PROBLEM REQUIREMENTS: Which lines contain the word "Post"? Return each of them as written.

------------------------

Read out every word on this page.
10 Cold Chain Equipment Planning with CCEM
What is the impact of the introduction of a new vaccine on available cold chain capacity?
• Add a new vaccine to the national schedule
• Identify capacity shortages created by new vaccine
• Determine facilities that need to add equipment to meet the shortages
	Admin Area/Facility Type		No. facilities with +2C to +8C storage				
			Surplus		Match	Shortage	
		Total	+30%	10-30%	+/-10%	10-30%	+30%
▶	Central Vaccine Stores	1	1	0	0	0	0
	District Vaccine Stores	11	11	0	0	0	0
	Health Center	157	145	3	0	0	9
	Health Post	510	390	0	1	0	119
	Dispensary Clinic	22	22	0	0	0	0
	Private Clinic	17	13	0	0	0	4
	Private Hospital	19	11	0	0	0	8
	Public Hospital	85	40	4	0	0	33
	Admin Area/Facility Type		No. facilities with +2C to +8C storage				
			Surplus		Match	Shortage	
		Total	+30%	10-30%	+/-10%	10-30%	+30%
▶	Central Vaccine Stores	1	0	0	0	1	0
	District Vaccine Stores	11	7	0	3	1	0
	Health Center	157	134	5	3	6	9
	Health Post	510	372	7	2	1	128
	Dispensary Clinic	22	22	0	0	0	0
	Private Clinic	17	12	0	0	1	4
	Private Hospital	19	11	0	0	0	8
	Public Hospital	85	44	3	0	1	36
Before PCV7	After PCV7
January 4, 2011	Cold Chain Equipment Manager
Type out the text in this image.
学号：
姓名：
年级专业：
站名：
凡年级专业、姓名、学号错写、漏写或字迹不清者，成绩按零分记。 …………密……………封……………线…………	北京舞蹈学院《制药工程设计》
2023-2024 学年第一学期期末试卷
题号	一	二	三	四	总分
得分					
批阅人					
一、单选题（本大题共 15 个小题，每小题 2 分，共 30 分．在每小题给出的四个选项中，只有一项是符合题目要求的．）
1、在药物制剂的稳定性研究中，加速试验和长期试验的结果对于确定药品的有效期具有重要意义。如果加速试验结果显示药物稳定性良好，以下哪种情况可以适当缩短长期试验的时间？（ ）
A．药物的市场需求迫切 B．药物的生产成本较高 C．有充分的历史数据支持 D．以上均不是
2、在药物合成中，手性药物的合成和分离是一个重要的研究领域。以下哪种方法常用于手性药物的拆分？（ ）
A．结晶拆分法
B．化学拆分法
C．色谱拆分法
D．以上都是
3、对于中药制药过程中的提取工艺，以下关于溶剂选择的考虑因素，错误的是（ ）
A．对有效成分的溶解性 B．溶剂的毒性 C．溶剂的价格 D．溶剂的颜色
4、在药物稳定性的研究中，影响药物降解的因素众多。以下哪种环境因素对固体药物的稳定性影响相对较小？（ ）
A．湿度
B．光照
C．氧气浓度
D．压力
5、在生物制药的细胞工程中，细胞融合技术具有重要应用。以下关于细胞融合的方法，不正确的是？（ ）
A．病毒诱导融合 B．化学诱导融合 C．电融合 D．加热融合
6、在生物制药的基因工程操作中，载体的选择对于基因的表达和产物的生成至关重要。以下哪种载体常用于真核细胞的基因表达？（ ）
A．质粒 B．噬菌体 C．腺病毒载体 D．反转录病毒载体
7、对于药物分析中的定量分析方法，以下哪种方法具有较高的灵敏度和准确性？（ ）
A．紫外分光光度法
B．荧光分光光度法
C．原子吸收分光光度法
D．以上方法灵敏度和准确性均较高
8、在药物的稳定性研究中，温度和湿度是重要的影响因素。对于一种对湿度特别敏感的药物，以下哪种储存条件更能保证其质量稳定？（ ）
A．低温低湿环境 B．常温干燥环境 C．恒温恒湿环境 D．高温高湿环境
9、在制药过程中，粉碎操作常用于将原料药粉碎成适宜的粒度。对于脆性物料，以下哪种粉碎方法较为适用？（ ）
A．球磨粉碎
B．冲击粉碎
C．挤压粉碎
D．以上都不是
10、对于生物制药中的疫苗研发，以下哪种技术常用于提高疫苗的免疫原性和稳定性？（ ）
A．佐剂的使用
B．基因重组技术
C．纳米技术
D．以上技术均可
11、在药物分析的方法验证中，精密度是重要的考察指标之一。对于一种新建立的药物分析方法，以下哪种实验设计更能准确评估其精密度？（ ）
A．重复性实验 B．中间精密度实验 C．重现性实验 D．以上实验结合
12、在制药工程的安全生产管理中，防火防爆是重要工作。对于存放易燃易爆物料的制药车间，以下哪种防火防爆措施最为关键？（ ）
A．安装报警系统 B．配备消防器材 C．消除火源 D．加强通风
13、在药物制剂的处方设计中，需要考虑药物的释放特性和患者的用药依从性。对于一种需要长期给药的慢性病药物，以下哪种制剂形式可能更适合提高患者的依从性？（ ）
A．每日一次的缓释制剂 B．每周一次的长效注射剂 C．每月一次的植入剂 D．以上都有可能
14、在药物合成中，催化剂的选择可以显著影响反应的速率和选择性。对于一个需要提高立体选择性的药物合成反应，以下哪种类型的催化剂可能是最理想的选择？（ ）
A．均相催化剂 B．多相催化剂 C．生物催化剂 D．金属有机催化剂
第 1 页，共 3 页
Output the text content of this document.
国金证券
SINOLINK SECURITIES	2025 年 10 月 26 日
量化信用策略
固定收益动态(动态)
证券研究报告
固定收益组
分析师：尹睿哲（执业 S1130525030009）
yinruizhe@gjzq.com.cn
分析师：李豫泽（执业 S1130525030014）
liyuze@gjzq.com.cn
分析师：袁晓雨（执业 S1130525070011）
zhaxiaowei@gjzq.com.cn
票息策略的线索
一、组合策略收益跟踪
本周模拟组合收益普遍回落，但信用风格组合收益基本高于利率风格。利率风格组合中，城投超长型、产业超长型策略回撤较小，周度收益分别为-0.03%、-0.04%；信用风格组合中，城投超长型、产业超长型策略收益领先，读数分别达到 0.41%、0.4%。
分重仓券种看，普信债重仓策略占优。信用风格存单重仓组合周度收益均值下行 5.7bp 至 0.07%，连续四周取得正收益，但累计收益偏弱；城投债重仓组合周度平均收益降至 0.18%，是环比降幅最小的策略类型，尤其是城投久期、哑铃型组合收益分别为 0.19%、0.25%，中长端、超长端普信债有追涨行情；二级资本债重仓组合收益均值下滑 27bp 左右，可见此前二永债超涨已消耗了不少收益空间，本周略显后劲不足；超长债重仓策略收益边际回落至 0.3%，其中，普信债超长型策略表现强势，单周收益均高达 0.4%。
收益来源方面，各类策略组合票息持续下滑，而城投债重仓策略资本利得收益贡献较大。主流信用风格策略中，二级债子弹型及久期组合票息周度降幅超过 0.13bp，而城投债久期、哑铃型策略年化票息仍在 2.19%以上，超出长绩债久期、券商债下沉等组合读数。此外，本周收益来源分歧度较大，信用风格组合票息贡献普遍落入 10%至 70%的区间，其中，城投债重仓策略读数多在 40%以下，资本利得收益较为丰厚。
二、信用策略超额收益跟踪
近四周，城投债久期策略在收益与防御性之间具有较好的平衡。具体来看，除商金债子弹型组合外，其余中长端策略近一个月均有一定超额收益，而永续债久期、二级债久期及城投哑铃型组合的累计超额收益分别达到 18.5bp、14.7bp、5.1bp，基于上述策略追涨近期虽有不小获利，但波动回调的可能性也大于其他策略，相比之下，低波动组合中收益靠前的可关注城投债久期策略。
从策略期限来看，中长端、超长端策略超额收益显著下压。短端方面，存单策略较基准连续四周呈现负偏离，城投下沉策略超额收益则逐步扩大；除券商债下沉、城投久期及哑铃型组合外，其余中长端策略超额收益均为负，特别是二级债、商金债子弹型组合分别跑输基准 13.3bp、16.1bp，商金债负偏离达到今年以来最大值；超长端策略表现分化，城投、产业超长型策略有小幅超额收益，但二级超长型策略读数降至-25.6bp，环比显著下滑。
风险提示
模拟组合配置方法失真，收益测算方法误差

------------------------

THE OUTPUT:
	Health Post	510	390	0	1	0	119
	Health Post	510	372	7	2	1	128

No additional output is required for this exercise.